INSTRUCTION 1 |
Copy out the entries word for word, starting at the first line of the entries and ending at the line that contains "diagram-canvas: 101 01010", with that line included.

DOCUMENT EXTRACT |

___

Emerging economies like India are pushing ahead on innovation measures, while advanced economies see productivity declines. World Bank/Flickr

The Conference Board’s latest productivity measure shows efficiency remains a problem for the global economy - and interestingly that innovation, despite occurring, may not be helping.

The business research group’s report found productivity across the world slowed down for the third straight year. Emerging economies contributed 1.8%, a fair share, to the global growth while mature economies contributed 0.4%. Total factor productivity (TFP), that is, how well labour inputs combine with capital inputs to generate output, was also low, dipping below zero in 2013.

Source: Conference Board.

Global labour productivity growth (output per person) softened from 1.8% (2012) to 1.7%, retreating from its highs of almost 4% in 2010. In the US, labour productivity growth was stable at 0.9%, Europe dipped to 0.4% while the emerging economies also saw a dip to 3.3%. Australia saw a moderate improvement of 0.6% in 2013.

Source: Conference Board.

It’s important to remember that the numbers portray only one part of the story. For instance Spain, with a weak output (-1.5%) and reduction in hours worked (-2.8%), reveals a positive productivity growth story (1.4%). Australia’s productivity has steadily improved over the past 24 months by 2.7% but has started to see an uptick in unemployment as well. Hence it is important to be cautious when interpreting a productivity story.

___

RECORDS FOR PROCESSING |

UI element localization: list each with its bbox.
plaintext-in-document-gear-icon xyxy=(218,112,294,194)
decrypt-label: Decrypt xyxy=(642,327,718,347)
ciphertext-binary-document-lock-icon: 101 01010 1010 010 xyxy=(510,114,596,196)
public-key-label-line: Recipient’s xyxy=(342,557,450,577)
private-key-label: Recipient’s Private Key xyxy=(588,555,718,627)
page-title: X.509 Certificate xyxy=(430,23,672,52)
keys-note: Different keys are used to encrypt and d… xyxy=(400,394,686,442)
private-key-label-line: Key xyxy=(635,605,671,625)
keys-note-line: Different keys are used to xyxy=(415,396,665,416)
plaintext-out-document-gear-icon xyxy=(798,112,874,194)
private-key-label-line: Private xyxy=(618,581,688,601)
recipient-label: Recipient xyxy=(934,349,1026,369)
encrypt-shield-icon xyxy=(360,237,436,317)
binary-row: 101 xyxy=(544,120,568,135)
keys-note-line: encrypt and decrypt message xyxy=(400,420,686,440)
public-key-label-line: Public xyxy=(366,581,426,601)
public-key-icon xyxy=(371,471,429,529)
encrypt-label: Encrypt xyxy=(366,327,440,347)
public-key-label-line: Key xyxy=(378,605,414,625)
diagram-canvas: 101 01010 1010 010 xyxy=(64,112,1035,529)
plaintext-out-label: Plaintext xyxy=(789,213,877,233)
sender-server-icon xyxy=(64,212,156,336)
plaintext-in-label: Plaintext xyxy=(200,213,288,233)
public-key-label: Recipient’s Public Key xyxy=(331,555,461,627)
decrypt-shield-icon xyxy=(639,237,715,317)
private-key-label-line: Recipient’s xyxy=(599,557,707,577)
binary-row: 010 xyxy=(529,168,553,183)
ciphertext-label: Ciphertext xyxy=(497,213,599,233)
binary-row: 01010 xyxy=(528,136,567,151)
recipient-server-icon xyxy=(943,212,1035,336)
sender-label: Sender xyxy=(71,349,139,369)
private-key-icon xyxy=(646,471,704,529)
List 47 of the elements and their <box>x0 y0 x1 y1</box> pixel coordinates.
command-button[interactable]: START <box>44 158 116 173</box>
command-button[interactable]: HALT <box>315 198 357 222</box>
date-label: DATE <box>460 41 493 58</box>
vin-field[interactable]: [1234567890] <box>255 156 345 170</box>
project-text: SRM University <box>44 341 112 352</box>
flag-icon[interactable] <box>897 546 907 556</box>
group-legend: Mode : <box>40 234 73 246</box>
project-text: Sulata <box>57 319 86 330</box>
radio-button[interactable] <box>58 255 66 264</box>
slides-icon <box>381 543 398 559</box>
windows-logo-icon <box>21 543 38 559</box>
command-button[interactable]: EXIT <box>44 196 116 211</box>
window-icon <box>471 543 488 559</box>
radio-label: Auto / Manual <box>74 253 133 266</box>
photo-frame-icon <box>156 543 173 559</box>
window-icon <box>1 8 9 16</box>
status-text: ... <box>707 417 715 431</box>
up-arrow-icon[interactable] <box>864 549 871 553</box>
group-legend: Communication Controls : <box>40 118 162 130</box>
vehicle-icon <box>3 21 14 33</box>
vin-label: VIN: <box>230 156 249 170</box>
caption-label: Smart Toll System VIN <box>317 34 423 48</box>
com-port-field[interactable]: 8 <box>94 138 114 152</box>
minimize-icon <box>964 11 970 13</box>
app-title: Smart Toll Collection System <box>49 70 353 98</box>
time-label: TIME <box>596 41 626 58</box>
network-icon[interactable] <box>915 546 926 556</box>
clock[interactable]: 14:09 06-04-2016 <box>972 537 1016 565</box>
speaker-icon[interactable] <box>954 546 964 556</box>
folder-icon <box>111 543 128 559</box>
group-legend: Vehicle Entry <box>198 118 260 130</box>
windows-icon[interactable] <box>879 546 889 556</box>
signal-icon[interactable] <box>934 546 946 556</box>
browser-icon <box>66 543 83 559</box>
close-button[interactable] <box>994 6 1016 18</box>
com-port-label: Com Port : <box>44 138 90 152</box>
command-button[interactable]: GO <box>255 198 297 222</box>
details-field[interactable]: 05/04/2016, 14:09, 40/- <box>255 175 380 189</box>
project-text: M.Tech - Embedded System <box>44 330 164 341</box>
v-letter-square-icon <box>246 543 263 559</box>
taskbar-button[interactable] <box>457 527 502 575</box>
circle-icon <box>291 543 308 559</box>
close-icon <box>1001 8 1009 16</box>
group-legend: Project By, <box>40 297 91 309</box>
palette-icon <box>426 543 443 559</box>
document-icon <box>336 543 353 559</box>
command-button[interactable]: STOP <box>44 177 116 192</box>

___

INSTRUCTION 2 |
According to the excerpt on global productivity, by how much has Australia's productivity improved over the past 24 months?

REPLY 1 |
UI element localization: list each with its bbox.
plaintext-in-document-gear-icon xyxy=(218,112,294,194)
decrypt-label: Decrypt xyxy=(642,327,718,347)
ciphertext-binary-document-lock-icon: 101 01010 1010 010 xyxy=(510,114,596,196)
public-key-label-line: Recipient’s xyxy=(342,557,450,577)
private-key-label: Recipient’s Private Key xyxy=(588,555,718,627)
page-title: X.509 Certificate xyxy=(430,23,672,52)
keys-note: Different keys are used to encrypt and d… xyxy=(400,394,686,442)
private-key-label-line: Key xyxy=(635,605,671,625)
keys-note-line: Different keys are used to xyxy=(415,396,665,416)
plaintext-out-document-gear-icon xyxy=(798,112,874,194)
private-key-label-line: Private xyxy=(618,581,688,601)
recipient-label: Recipient xyxy=(934,349,1026,369)
encrypt-shield-icon xyxy=(360,237,436,317)
binary-row: 101 xyxy=(544,120,568,135)
keys-note-line: encrypt and decrypt message xyxy=(400,420,686,440)
public-key-label-line: Public xyxy=(366,581,426,601)
public-key-icon xyxy=(371,471,429,529)
encrypt-label: Encrypt xyxy=(366,327,440,347)
public-key-label-line: Key xyxy=(378,605,414,625)
diagram-canvas: 101 01010 1010 010 xyxy=(64,112,1035,529)

REPLY 2 |
By 2.7%.